**DESCRIPTION OF THE TASK**
Skip every picture and transcribe the remaining material exactly.

[Stored items]
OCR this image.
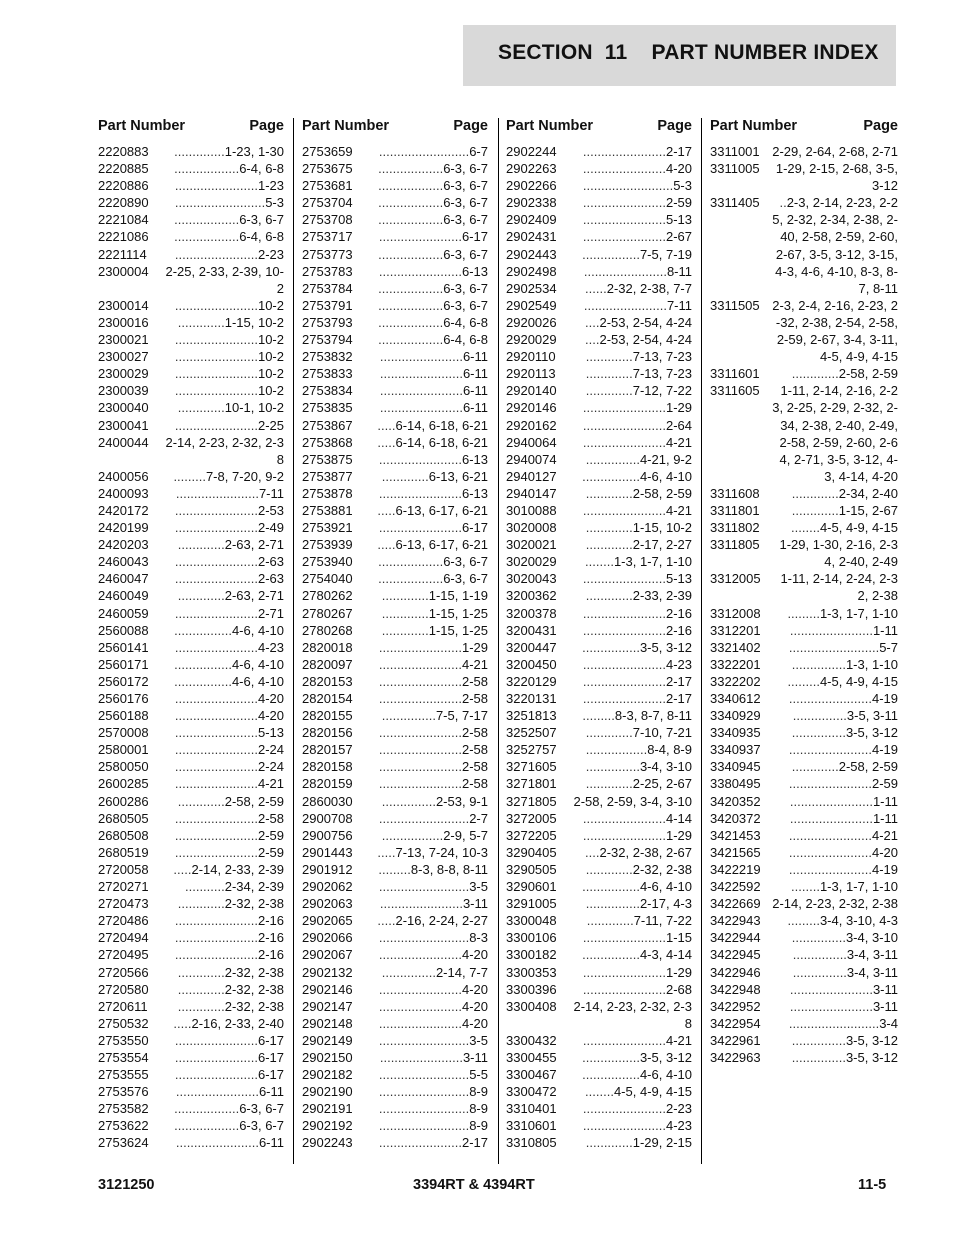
SECTION  11    PART NUMBER INDEX
Part Number	Page
2220883	..............1-23, 1-30
2220885	..................6-4, 6-8
2220886	.......................1-23
2220890	.........................5-3
2221084	..................6-3, 6-7
2221086	..................6-4, 6-8
2221114	.......................2-23
2300004	2-25, 2-33, 2-39, 10-2
2300014	.......................10-2
2300016	.............1-15, 10-2
2300021	.......................10-2
2300027	.......................10-2
2300029	.......................10-2
2300039	.......................10-2
2300040	.............10-1, 10-2
2300041	.......................2-25
2400044	2-14, 2-23, 2-32, 2-38
2400056	.........7-8, 7-20, 9-2
2400093	.......................7-11
2420172	.......................2-53
2420199	.......................2-49
2420203	.............2-63, 2-71
2460043	.......................2-63
2460047	.......................2-63
2460049	.............2-63, 2-71
2460059	.......................2-71
2560088	................4-6, 4-10
2560141	.......................4-23
2560171	................4-6, 4-10
2560172	................4-6, 4-10
2560176	.......................4-20
2560188	.......................4-20
2570008	.......................5-13
2580001	.......................2-24
2580050	.......................2-24
2600285	.......................4-21
2600286	.............2-58, 2-59
2680505	.......................2-58
2680508	.......................2-59
2680519	.......................2-59
2720058	.....2-14, 2-33, 2-39
2720271	...........2-34, 2-39
2720473	.............2-32, 2-38
2720486	.......................2-16
2720494	.......................2-16
2720495	.......................2-16
2720566	.............2-32, 2-38
2720580	.............2-32, 2-38
2720611	.............2-32, 2-38
2750532	.....2-16, 2-33, 2-40
2753550	.......................6-17
2753554	.......................6-17
2753555	.......................6-17
2753576	.......................6-11
2753582	..................6-3, 6-7
2753622	..................6-3, 6-7
2753624	.......................6-11
Part Number	Page
2753659	.........................6-7
2753675	..................6-3, 6-7
2753681	..................6-3, 6-7
2753704	..................6-3, 6-7
2753708	..................6-3, 6-7
2753717	.......................6-17
2753773	..................6-3, 6-7
2753783	.......................6-13
2753784	..................6-3, 6-7
2753791	..................6-3, 6-7
2753793	..................6-4, 6-8
2753794	..................6-4, 6-8
2753832	.......................6-11
2753833	.......................6-11
2753834	.......................6-11
2753835	.......................6-11
2753867	.....6-14, 6-18, 6-21
2753868	.....6-14, 6-18, 6-21
2753875	.......................6-13
2753877	.............6-13, 6-21
2753878	.......................6-13
2753881	.....6-13, 6-17, 6-21
2753921	.......................6-17
2753939	.....6-13, 6-17, 6-21
2753940	..................6-3, 6-7
2754040	..................6-3, 6-7
2780262	.............1-15, 1-19
2780267	.............1-15, 1-25
2780268	.............1-15, 1-25
2820018	.......................1-29
2820097	.......................4-21
2820153	.......................2-58
2820154	.......................2-58
2820155	...............7-5, 7-17
2820156	.......................2-58
2820157	.......................2-58
2820158	.......................2-58
2820159	.......................2-58
2860030	...............2-53, 9-1
2900708	.........................2-7
2900756	.................2-9, 5-7
2901443	.....7-13, 7-24, 10-3
2901912	.........8-3, 8-8, 8-11
2902062	.........................3-5
2902063	.......................3-11
2902065	.....2-16, 2-24, 2-27
2902066	.........................8-3
2902067	.......................4-20
2902132	...............2-14, 7-7
2902146	.......................4-20
2902147	.......................4-20
2902148	.......................4-20
2902149	.........................3-5
2902150	.......................3-11
2902182	.........................5-5
2902190	.........................8-9
2902191	.........................8-9
2902192	.........................8-9
2902243	.......................2-17
Part Number	Page
2902244	.......................2-17
2902263	.......................4-20
2902266	.........................5-3
2902338	.......................2-59
2902409	.......................5-13
2902431	.......................2-67
2902443	................7-5, 7-19
2902498	.......................8-11
2902534	......2-32, 2-38, 7-7
2902549	.......................7-11
2920026	....2-53, 2-54, 4-24
2920029	....2-53, 2-54, 4-24
2920110	.............7-13, 7-23
2920113	.............7-13, 7-23
2920140	.............7-12, 7-22
2920146	.......................1-29
2920162	.......................2-64
2940064	.......................4-21
2940074	...............4-21, 9-2
2940127	................4-6, 4-10
2940147	.............2-58, 2-59
3010088	.......................4-21
3020008	.............1-15, 10-2
3020021	.............2-17, 2-27
3020029	........1-3, 1-7, 1-10
3020043	.......................5-13
3200362	.............2-33, 2-39
3200378	.......................2-16
3200431	.......................2-16
3200447	................3-5, 3-12
3200450	.......................4-23
3220129	.......................2-17
3220131	.......................2-17
3251813	.........8-3, 8-7, 8-11
3252507	.............7-10, 7-21
3252757	.................8-4, 8-9
3271605	...............3-4, 3-10
3271801	.............2-25, 2-67
3271805	2-58, 2-59, 3-4, 3-10
3272005	.......................4-14
3272205	.......................1-29
3290405	....2-32, 2-38, 2-67
3290505	.............2-32, 2-38
3290601	................4-6, 4-10
3291005	...............2-17, 4-3
3300048	.............7-11, 7-22
3300106	.......................1-15
3300182	................4-3, 4-14
3300353	.......................1-29
3300396	.......................2-68
3300408	2-14, 2-23, 2-32, 2-38
3300432	.......................4-21
3300455	................3-5, 3-12
3300467	................4-6, 4-10
3300472	........4-5, 4-9, 4-15
3310401	.......................2-23
3310601	.......................4-23
3310805	.............1-29, 2-15
Part Number	Page
3311001 2-29, 2-64, 2-68, 2-71
3311005	1-29, 2-15, 2-68, 3-5, 3-12
3311405	..2-3, 2-14, 2-23, 2-25, 2-32, 2-34, 2-38, 2-40, 2-58, 2-59, 2-60, 2-67, 3-5, 3-12, 3-15, 4-3, 4-6, 4-10, 8-3, 8-7, 8-11
3311505 2-3, 2-4, 2-16, 2-23, 2-32, 2-38, 2-54, 2-58, 2-59, 2-67, 3-4, 3-11, 4-5, 4-9, 4-15
3311601	.............2-58, 2-59
3311605	1-11, 2-14, 2-16, 2-23, 2-25, 2-29, 2-32, 2-34, 2-38, 2-40, 2-49, 2-58, 2-59, 2-60, 2-64, 2-71, 3-5, 3-12, 4-3, 4-14, 4-20
3311608	.............2-34, 2-40
3311801	.............1-15, 2-67
3311802	........4-5, 4-9, 4-15
3311805	1-29, 1-30, 2-16, 2-34, 2-40, 2-49
3312005	1-11, 2-14, 2-24, 2-32, 2-38
3312008	.........1-3, 1-7, 1-10
3312201	.......................1-11
3321402	.........................5-7
3322201	...............1-3, 1-10
3322202	.........4-5, 4-9, 4-15
3340612	.......................4-19
3340929	...............3-5, 3-11
3340935	...............3-5, 3-12
3340937	.......................4-19
3340945	.............2-58, 2-59
3380495	.......................2-59
3420352	.......................1-11
3420372	.......................1-11
3421453	.......................4-21
3421565	.......................4-20
3422219	.......................4-19
3422592	........1-3, 1-7, 1-10
3422669 2-14, 2-23, 2-32, 2-38
3422943	.........3-4, 3-10, 4-3
3422944	...............3-4, 3-10
3422945	...............3-4, 3-11
3422946	...............3-4, 3-11
3422948	.......................3-11
3422952	.......................3-11
3422954	.........................3-4
3422961	...............3-5, 3-12
3422963	...............3-5, 3-12
3121250	3394RT & 4394RT	11-5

**RESPONSE TO THE EXERCISE**
OCR this image.
SECTION  11    PART NUMBER INDEX
Part Number	Page
2220883	..............1-23, 1-30
2220885	..................6-4, 6-8
2220886	.......................1-23
2220890	.........................5-3
2221084	..................6-3, 6-7
2221086	..................6-4, 6-8
2221114	.......................2-23
2300004	2-25, 2-33, 2-39, 10-2
2300014	.......................10-2
2300016	.............1-15, 10-2
2300021	.......................10-2
2300027	.......................10-2
2300029	.......................10-2
2300039	.......................10-2
2300040	.............10-1, 10-2
2300041	.......................2-25
2400044	2-14, 2-23, 2-32, 2-38
2400056	.........7-8, 7-20, 9-2
2400093	.......................7-11
2420172	.......................2-53
2420199	.......................2-49
2420203	.............2-63, 2-71
2460043	.......................2-63
2460047	.......................2-63
2460049	.............2-63, 2-71
2460059	.......................2-71
2560088	................4-6, 4-10
2560141	.......................4-23
2560171	................4-6, 4-10
2560172	................4-6, 4-10
2560176	.......................4-20
2560188	.......................4-20
2570008	.......................5-13
2580001	.......................2-24
2580050	.......................2-24
2600285	.......................4-21
2600286	.............2-58, 2-59
2680505	.......................2-58
2680508	.......................2-59
2680519	.......................2-59
2720058	.....2-14, 2-33, 2-39
2720271	...........2-34, 2-39
2720473	.............2-32, 2-38
2720486	.......................2-16
2720494	.......................2-16
2720495	.......................2-16
2720566	.............2-32, 2-38
2720580	.............2-32, 2-38
2720611	.............2-32, 2-38
2750532	.....2-16, 2-33, 2-40
2753550	.......................6-17
2753554	.......................6-17
2753555	.......................6-17
2753576	.......................6-11
2753582	..................6-3, 6-7
2753622	..................6-3, 6-7
2753624	.......................6-11
Part Number	Page
2753659	.........................6-7
2753675	..................6-3, 6-7
2753681	..................6-3, 6-7
2753704	..................6-3, 6-7
2753708	..................6-3, 6-7
2753717	.......................6-17
2753773	..................6-3, 6-7
2753783	.......................6-13
2753784	..................6-3, 6-7
2753791	..................6-3, 6-7
2753793	..................6-4, 6-8
2753794	..................6-4, 6-8
2753832	.......................6-11
2753833	.......................6-11
2753834	.......................6-11
2753835	.......................6-11
2753867	.....6-14, 6-18, 6-21
2753868	.....6-14, 6-18, 6-21
2753875	.......................6-13
2753877	.............6-13, 6-21
2753878	.......................6-13
2753881	.....6-13, 6-17, 6-21
2753921	.......................6-17
2753939	.....6-13, 6-17, 6-21
2753940	..................6-3, 6-7
2754040	..................6-3, 6-7
2780262	.............1-15, 1-19
2780267	.............1-15, 1-25
2780268	.............1-15, 1-25
2820018	.......................1-29
2820097	.......................4-21
2820153	.......................2-58
2820154	.......................2-58
2820155	...............7-5, 7-17
2820156	.......................2-58
2820157	.......................2-58
2820158	.......................2-58
2820159	.......................2-58
2860030	...............2-53, 9-1
2900708	.........................2-7
2900756	.................2-9, 5-7
2901443	.....7-13, 7-24, 10-3
2901912	.........8-3, 8-8, 8-11
2902062	.........................3-5
2902063	.......................3-11
2902065	.....2-16, 2-24, 2-27
2902066	.........................8-3
2902067	.......................4-20
2902132	...............2-14, 7-7
2902146	.......................4-20
2902147	.......................4-20
2902148	.......................4-20
2902149	.........................3-5
2902150	.......................3-11
2902182	.........................5-5
2902190	.........................8-9
2902191	.........................8-9
2902192	.........................8-9
2902243	.......................2-17
Part Number	Page
2902244	.......................2-17
2902263	.......................4-20
2902266	.........................5-3
2902338	.......................2-59
2902409	.......................5-13
2902431	.......................2-67
2902443	................7-5, 7-19
2902498	.......................8-11
2902534	......2-32, 2-38, 7-7
2902549	.......................7-11
2920026	....2-53, 2-54, 4-24
2920029	....2-53, 2-54, 4-24
2920110	.............7-13, 7-23
2920113	.............7-13, 7-23
2920140	.............7-12, 7-22
2920146	.......................1-29
2920162	.......................2-64
2940064	.......................4-21
2940074	...............4-21, 9-2
2940127	................4-6, 4-10
2940147	.............2-58, 2-59
3010088	.......................4-21
3020008	.............1-15, 10-2
3020021	.............2-17, 2-27
3020029	........1-3, 1-7, 1-10
3020043	.......................5-13
3200362	.............2-33, 2-39
3200378	.......................2-16
3200431	.......................2-16
3200447	................3-5, 3-12
3200450	.......................4-23
3220129	.......................2-17
3220131	.......................2-17
3251813	.........8-3, 8-7, 8-11
3252507	.............7-10, 7-21
3252757	.................8-4, 8-9
3271605	...............3-4, 3-10
3271801	.............2-25, 2-67
3271805	2-58, 2-59, 3-4, 3-10
3272005	.......................4-14
3272205	.......................1-29
3290405	....2-32, 2-38, 2-67
3290505	.............2-32, 2-38
3290601	................4-6, 4-10
3291005	...............2-17, 4-3
3300048	.............7-11, 7-22
3300106	.......................1-15
3300182	................4-3, 4-14
3300353	.......................1-29
3300396	.......................2-68
3300408	2-14, 2-23, 2-32, 2-38
3300432	.......................4-21
3300455	................3-5, 3-12
3300467	................4-6, 4-10
3300472	........4-5, 4-9, 4-15
3310401	.......................2-23
3310601	.......................4-23
3310805	.............1-29, 2-15
Part Number	Page
3311001 2-29, 2-64, 2-68, 2-71
3311005	1-29, 2-15, 2-68, 3-5, 3-12
3311405	..2-3, 2-14, 2-23, 2-25, 2-32, 2-34, 2-38, 2-40, 2-58, 2-59, 2-60, 2-67, 3-5, 3-12, 3-15, 4-3, 4-6, 4-10, 8-3, 8-7, 8-11
3311505 2-3, 2-4, 2-16, 2-23, 2-32, 2-38, 2-54, 2-58, 2-59, 2-67, 3-4, 3-11, 4-5, 4-9, 4-15
3311601	.............2-58, 2-59
3311605	1-11, 2-14, 2-16, 2-23, 2-25, 2-29, 2-32, 2-34, 2-38, 2-40, 2-49, 2-58, 2-59, 2-60, 2-64, 2-71, 3-5, 3-12, 4-3, 4-14, 4-20
3311608	.............2-34, 2-40
3311801	.............1-15, 2-67
3311802	........4-5, 4-9, 4-15
3311805	1-29, 1-30, 2-16, 2-34, 2-40, 2-49
3312005	1-11, 2-14, 2-24, 2-32, 2-38
3312008	.........1-3, 1-7, 1-10
3312201	.......................1-11
3321402	.........................5-7
3322201	...............1-3, 1-10
3322202	.........4-5, 4-9, 4-15
3340612	.......................4-19
3340929	...............3-5, 3-11
3340935	...............3-5, 3-12
3340937	.......................4-19
3340945	.............2-58, 2-59
3380495	.......................2-59
3420352	.......................1-11
3420372	.......................1-11
3421453	.......................4-21
3421565	.......................4-20
3422219	.......................4-19
3422592	........1-3, 1-7, 1-10
3422669 2-14, 2-23, 2-32, 2-38
3422943	.........3-4, 3-10, 4-3
3422944	...............3-4, 3-10
3422945	...............3-4, 3-11
3422946	...............3-4, 3-11
3422948	.......................3-11
3422952	.......................3-11
3422954	.........................3-4
3422961	...............3-5, 3-12
3422963	...............3-5, 3-12
3121250	3394RT & 4394RT	11-5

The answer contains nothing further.